** START OF SOURCE DATA **
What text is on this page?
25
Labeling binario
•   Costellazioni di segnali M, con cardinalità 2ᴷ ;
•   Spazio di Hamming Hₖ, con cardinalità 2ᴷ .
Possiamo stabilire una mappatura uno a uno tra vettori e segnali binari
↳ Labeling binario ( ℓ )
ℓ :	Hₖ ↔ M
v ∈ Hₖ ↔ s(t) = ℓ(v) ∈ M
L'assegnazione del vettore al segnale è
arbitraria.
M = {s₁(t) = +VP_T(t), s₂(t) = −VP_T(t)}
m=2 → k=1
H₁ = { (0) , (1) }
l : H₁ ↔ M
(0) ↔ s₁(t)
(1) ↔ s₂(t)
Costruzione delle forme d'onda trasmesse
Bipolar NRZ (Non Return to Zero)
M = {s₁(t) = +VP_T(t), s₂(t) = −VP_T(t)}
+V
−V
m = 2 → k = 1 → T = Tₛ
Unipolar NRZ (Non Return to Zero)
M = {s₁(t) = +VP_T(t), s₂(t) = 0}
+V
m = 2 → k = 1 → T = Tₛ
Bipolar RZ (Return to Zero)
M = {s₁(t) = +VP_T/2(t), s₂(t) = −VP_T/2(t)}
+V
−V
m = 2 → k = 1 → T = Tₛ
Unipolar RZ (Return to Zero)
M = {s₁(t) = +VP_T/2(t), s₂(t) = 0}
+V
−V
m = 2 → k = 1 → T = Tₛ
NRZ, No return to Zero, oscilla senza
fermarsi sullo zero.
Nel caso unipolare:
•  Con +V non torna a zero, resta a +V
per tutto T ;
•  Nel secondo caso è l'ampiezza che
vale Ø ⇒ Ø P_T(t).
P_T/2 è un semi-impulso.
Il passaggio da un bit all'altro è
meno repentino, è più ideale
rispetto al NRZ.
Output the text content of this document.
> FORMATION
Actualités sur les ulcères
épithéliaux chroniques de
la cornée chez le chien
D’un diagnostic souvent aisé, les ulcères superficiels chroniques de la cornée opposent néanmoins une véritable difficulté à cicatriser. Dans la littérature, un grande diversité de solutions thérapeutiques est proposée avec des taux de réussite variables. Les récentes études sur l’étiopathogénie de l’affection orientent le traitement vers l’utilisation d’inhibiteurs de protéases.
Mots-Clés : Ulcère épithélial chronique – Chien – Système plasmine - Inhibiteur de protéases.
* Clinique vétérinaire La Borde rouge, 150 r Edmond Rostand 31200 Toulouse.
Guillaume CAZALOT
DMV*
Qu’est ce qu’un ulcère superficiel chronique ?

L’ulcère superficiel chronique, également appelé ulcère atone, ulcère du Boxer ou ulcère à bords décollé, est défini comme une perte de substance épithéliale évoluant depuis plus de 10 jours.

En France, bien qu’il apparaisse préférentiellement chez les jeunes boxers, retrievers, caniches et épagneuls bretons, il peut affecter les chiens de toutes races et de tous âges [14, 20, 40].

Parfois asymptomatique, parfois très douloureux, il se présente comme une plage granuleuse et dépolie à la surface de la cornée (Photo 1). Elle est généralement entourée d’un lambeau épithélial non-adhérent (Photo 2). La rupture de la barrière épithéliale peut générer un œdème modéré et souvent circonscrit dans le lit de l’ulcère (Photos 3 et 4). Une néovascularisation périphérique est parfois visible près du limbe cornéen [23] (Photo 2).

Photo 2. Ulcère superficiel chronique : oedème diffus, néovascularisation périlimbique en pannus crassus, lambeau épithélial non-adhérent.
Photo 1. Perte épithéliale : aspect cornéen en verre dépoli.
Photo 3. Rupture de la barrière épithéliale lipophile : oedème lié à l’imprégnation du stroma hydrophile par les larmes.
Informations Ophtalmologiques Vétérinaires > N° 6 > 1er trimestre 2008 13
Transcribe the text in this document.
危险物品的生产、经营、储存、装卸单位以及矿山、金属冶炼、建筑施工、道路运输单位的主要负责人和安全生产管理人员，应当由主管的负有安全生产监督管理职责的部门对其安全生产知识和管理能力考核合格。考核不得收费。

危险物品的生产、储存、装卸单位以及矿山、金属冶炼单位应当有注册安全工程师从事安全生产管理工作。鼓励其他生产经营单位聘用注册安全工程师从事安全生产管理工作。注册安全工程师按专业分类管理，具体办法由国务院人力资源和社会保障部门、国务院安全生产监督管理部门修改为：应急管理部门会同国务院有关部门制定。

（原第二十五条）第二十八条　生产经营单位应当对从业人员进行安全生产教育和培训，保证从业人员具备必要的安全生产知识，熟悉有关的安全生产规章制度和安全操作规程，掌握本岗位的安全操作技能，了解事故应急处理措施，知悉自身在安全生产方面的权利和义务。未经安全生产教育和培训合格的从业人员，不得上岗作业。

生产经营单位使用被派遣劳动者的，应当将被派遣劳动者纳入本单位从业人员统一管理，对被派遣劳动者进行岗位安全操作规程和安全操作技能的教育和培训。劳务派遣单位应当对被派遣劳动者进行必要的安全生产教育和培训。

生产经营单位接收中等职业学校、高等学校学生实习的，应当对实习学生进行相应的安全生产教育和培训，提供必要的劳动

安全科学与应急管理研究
** END OF SOURCE DATA **
▸ **WHAT THE TASK REQUIRES**: Scan the listing above for the word "this" and copy every line that holds it.

▸ **TASK RESULT**:
What text is on this page?
Output the text content of this document.
Transcribe the text in this document.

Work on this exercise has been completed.